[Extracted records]
"""
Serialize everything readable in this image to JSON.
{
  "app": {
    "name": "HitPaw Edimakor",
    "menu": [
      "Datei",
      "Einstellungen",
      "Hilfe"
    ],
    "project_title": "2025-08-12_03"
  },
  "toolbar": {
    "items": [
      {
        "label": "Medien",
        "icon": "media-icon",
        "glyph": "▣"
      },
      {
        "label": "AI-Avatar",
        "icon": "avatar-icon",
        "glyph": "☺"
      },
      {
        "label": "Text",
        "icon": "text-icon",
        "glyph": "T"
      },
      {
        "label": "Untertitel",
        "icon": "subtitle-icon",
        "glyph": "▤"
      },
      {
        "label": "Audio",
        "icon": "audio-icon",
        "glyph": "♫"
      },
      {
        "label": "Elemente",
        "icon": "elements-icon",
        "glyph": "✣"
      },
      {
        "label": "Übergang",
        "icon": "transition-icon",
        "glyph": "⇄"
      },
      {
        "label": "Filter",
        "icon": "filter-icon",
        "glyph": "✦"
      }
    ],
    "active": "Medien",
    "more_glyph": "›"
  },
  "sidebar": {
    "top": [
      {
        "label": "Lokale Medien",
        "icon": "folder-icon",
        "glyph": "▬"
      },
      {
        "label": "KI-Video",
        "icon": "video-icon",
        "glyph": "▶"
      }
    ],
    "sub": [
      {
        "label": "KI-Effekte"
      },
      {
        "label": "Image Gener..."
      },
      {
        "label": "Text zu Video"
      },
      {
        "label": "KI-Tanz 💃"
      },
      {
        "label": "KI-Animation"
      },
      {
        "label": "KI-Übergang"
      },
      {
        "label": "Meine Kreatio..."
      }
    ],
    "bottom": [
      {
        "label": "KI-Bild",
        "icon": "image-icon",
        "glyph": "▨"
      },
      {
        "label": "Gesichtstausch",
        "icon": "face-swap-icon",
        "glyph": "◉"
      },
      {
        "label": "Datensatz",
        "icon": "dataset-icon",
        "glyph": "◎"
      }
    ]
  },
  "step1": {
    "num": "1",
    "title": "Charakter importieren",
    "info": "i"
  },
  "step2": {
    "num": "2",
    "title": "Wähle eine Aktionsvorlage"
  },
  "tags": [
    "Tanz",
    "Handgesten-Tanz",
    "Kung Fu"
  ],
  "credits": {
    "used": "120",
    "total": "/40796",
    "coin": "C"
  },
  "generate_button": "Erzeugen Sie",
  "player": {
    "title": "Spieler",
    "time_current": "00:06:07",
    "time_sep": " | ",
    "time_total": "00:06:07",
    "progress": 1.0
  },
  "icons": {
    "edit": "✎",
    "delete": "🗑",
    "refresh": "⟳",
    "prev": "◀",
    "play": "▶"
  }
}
"""
Repeat the entries shown above, every one, word for word.

## Answer to the task
Serialize everything readable in this image to JSON.
{
  "app": {
    "name": "HitPaw Edimakor",
    "menu": [
      "Datei",
      "Einstellungen",
      "Hilfe"
    ],
    "project_title": "2025-08-12_03"
  },
  "toolbar": {
    "items": [
      {
        "label": "Medien",
        "icon": "media-icon",
        "glyph": "▣"
      },
      {
        "label": "AI-Avatar",
        "icon": "avatar-icon",
        "glyph": "☺"
      },
      {
        "label": "Text",
        "icon": "text-icon",
        "glyph": "T"
      },
      {
        "label": "Untertitel",
        "icon": "subtitle-icon",
        "glyph": "▤"
      },
      {
        "label": "Audio",
        "icon": "audio-icon",
        "glyph": "♫"
      },
      {
        "label": "Elemente",
        "icon": "elements-icon",
        "glyph": "✣"
      },
      {
        "label": "Übergang",
        "icon": "transition-icon",
        "glyph": "⇄"
      },
      {
        "label": "Filter",
        "icon": "filter-icon",
        "glyph": "✦"
      }
    ],
    "active": "Medien",
    "more_glyph": "›"
  },
  "sidebar": {
    "top": [
      {
        "label": "Lokale Medien",
        "icon": "folder-icon",
        "glyph": "▬"
      },
      {
        "label": "KI-Video",
        "icon": "video-icon",
        "glyph": "▶"
      }
    ],
    "sub": [
      {
        "label": "KI-Effekte"
      },
      {
        "label": "Image Gener..."
      },
      {
        "label": "Text zu Video"
      },
      {
        "label": "KI-Tanz 💃"
      },
      {
        "label": "KI-Animation"
      },
      {
        "label": "KI-Übergang"
      },
      {
        "label": "Meine Kreatio..."
      }
    ],
    "bottom": [
      {
        "label": "KI-Bild",
        "icon": "image-icon",
        "glyph": "▨"
      },
      {
        "label": "Gesichtstausch",
        "icon": "face-swap-icon",
        "glyph": "◉"
      },
      {
        "label": "Datensatz",
        "icon": "dataset-icon",
        "glyph": "◎"
      }
    ]
  },
  "step1": {
    "num": "1",
    "title": "Charakter importieren",
    "info": "i"
  },
  "step2": {
    "num": "2",
    "title": "Wähle eine Aktionsvorlage"
  },
  "tags": [
    "Tanz",
    "Handgesten-Tanz",
    "Kung Fu"
  ],
  "credits": {
    "used": "120",
    "total": "/40796",
    "coin": "C"
  },
  "generate_button": "Erzeugen Sie",
  "player": {
    "title": "Spieler",
    "time_current": "00:06:07",
    "time_sep": " | ",
    "time_total": "00:06:07",
    "progress": 1.0
  },
  "icons": {
    "edit": "✎",
    "delete": "🗑",
    "refresh": "⟳",
    "prev": "◀",
    "play": "▶"
  }
}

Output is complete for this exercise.